Description of the task: Extract all of the entries and give them again, word for word.

START Materials provided

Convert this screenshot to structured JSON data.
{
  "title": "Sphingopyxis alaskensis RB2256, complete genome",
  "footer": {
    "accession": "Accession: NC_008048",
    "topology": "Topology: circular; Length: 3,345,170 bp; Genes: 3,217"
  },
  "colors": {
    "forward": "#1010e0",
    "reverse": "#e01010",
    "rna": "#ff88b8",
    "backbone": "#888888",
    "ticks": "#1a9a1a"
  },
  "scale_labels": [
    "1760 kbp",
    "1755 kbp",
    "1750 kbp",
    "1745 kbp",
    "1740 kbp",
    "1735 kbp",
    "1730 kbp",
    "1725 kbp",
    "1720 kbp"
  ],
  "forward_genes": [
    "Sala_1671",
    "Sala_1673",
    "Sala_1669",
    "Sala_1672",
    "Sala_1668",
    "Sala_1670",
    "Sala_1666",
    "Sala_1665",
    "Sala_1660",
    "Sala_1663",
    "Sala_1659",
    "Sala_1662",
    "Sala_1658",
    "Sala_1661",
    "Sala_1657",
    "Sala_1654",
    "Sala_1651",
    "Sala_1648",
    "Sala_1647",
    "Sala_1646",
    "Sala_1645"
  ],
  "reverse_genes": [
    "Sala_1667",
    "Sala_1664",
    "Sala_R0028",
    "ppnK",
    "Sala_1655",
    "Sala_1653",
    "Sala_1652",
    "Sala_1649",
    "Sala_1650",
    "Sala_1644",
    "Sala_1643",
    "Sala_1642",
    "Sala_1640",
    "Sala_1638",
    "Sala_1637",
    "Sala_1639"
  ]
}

END Materials provided

Solution for this task:
Convert this screenshot to structured JSON data.
{
  "title": "Sphingopyxis alaskensis RB2256, complete genome",
  "footer": {
    "accession": "Accession: NC_008048",
    "topology": "Topology: circular; Length: 3,345,170 bp; Genes: 3,217"
  },
  "colors": {
    "forward": "#1010e0",
    "reverse": "#e01010",
    "rna": "#ff88b8",
    "backbone": "#888888",
    "ticks": "#1a9a1a"
  },
  "scale_labels": [
    "1760 kbp",
    "1755 kbp",
    "1750 kbp",
    "1745 kbp",
    "1740 kbp",
    "1735 kbp",
    "1730 kbp",
    "1725 kbp",
    "1720 kbp"
  ],
  "forward_genes": [
    "Sala_1671",
    "Sala_1673",
    "Sala_1669",
    "Sala_1672",
    "Sala_1668",
    "Sala_1670",
    "Sala_1666",
    "Sala_1665",
    "Sala_1660",
    "Sala_1663",
    "Sala_1659",
    "Sala_1662",
    "Sala_1658",
    "Sala_1661",
    "Sala_1657",
    "Sala_1654",
    "Sala_1651",
    "Sala_1648",
    "Sala_1647",
    "Sala_1646",
    "Sala_1645"
  ],
  "reverse_genes": [
    "Sala_1667",
    "Sala_1664",
    "Sala_R0028",
    "ppnK",
    "Sala_1655",
    "Sala_1653",
    "Sala_1652",
    "Sala_1649",
    "Sala_1650",
    "Sala_1644",
    "Sala_1643",
    "Sala_1642",
    "Sala_1640",
    "Sala_1638",
    "Sala_1637",
    "Sala_1639"
  ]
}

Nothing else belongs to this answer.